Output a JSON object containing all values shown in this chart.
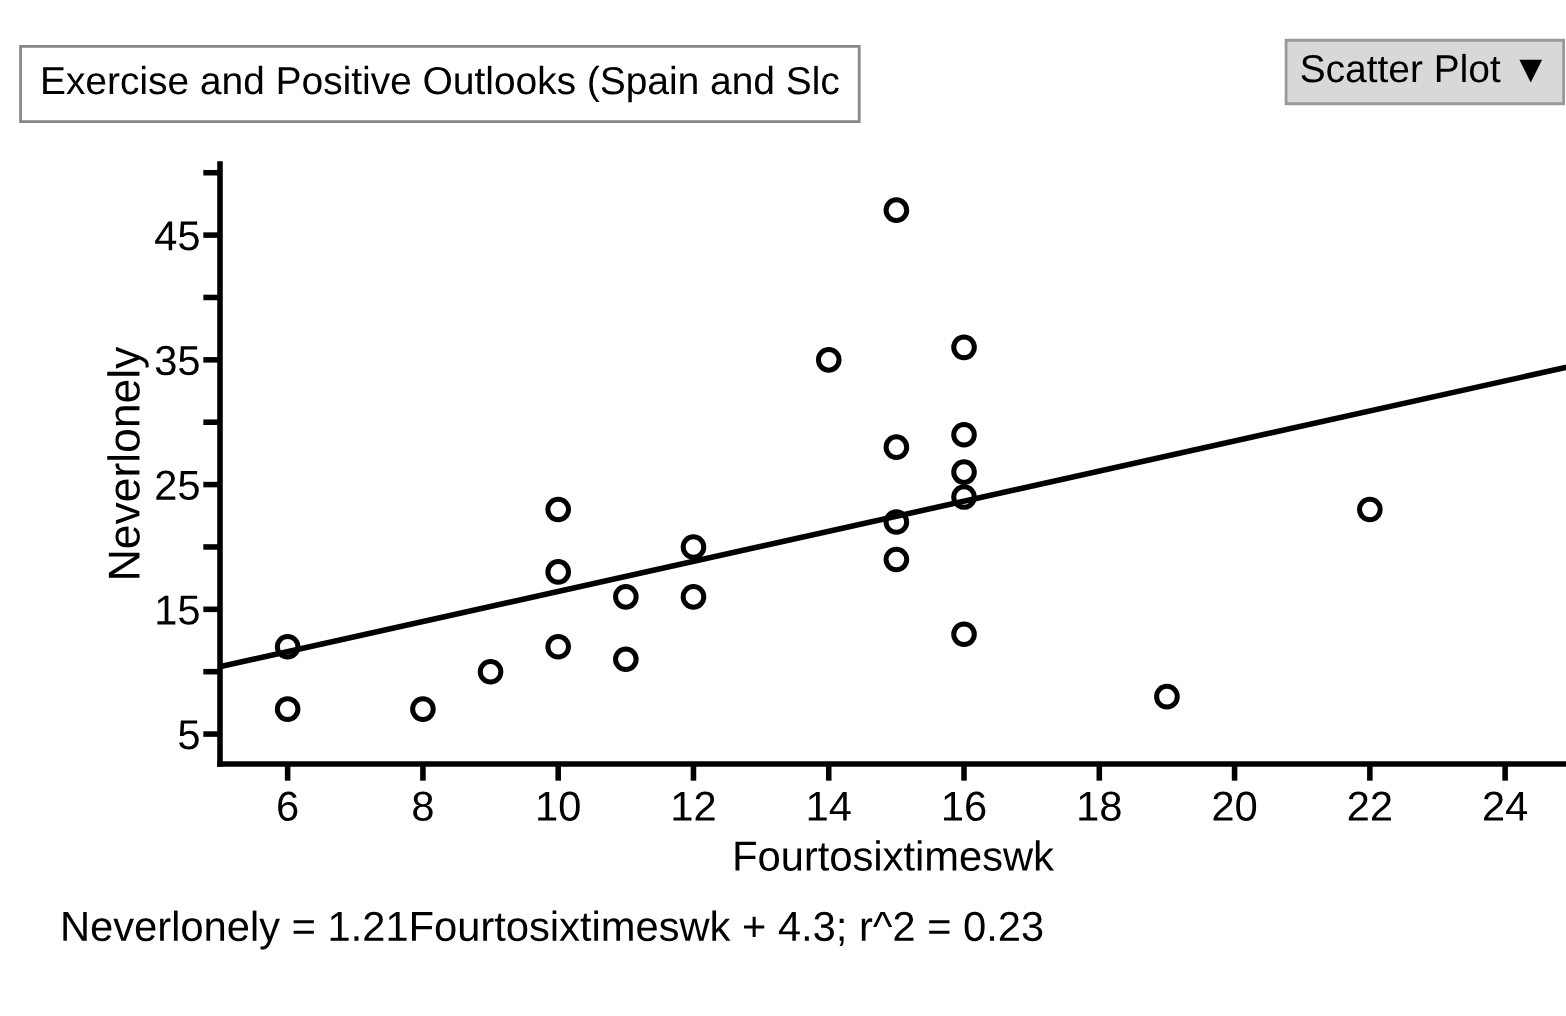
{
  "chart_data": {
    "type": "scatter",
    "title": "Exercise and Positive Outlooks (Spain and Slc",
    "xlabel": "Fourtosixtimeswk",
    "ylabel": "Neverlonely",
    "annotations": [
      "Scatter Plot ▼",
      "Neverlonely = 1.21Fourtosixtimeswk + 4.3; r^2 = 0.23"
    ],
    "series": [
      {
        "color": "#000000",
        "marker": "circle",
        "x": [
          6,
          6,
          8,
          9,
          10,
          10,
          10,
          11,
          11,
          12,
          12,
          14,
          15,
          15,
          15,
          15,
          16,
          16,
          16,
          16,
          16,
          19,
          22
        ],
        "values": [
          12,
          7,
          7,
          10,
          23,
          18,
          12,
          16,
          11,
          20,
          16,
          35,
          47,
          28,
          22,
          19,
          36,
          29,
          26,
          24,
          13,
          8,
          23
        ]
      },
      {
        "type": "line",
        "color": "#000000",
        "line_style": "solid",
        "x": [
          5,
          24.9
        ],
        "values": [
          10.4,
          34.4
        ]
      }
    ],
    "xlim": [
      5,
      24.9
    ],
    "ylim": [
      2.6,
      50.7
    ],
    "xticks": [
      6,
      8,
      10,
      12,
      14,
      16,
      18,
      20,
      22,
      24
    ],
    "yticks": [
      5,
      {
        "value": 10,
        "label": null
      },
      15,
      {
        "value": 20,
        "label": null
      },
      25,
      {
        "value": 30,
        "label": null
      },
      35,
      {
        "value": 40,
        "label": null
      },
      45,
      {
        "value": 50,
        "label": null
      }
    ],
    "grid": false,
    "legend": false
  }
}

____

- **WORK TO COMPLETE**
Repeat the material above in full and exactly, omitting the pictures.

- **OUTPUT FOR THIS EXERCISE**
Output a JSON object containing all values shown in this chart.
{
  "chart_data": {
    "type": "scatter",
    "title": "Exercise and Positive Outlooks (Spain and Slc",
    "xlabel": "Fourtosixtimeswk",
    "ylabel": "Neverlonely",
    "annotations": [
      "Scatter Plot ▼",
      "Neverlonely = 1.21Fourtosixtimeswk + 4.3; r^2 = 0.23"
    ],
    "series": [
      {
        "color": "#000000",
        "marker": "circle",
        "x": [
          6,
          6,
          8,
          9,
          10,
          10,
          10,
          11,
          11,
          12,
          12,
          14,
          15,
          15,
          15,
          15,
          16,
          16,
          16,
          16,
          16,
          19,
          22
        ],
        "values": [
          12,
          7,
          7,
          10,
          23,
          18,
          12,
          16,
          11,
          20,
          16,
          35,
          47,
          28,
          22,
          19,
          36,
          29,
          26,
          24,
          13,
          8,
          23
        ]
      },
      {
        "type": "line",
        "color": "#000000",
        "line_style": "solid",
        "x": [
          5,
          24.9
        ],
        "values": [
          10.4,
          34.4
        ]
      }
    ],
    "xlim": [
      5,
      24.9
    ],
    "ylim": [
      2.6,
      50.7
    ],
    "xticks": [
      6,
      8,
      10,
      12,
      14,
      16,
      18,
      20,
      22,
      24
    ],
    "yticks": [
      5,
      {
        "value": 10,
        "label": null
      },
      15,
      {
        "value": 20,
        "label": null
      },
      25,
      {
        "value": 30,
        "label": null
      },
      35,
      {
        "value": 40,
        "label": null
      },
      45,
      {
        "value": 50,
        "label": null
      }
    ],
    "grid": false,
    "legend": false
  }
}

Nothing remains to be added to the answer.